Filter the records below for the word "nous". Copy each line that holds it.

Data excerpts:
========

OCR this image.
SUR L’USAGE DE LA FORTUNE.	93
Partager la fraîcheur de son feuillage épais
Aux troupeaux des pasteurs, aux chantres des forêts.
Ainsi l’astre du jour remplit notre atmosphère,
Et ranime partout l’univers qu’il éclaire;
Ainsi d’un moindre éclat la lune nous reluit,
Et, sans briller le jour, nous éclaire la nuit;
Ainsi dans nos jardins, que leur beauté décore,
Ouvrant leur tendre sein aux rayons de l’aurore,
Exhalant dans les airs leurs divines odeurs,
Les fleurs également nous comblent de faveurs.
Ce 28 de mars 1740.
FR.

========

_THE OUTPUT:_
Ainsi d’un moindre éclat la lune nous reluit,
Et, sans briller le jour, nous éclaire la nuit;
Les fleurs également nous comblent de faveurs.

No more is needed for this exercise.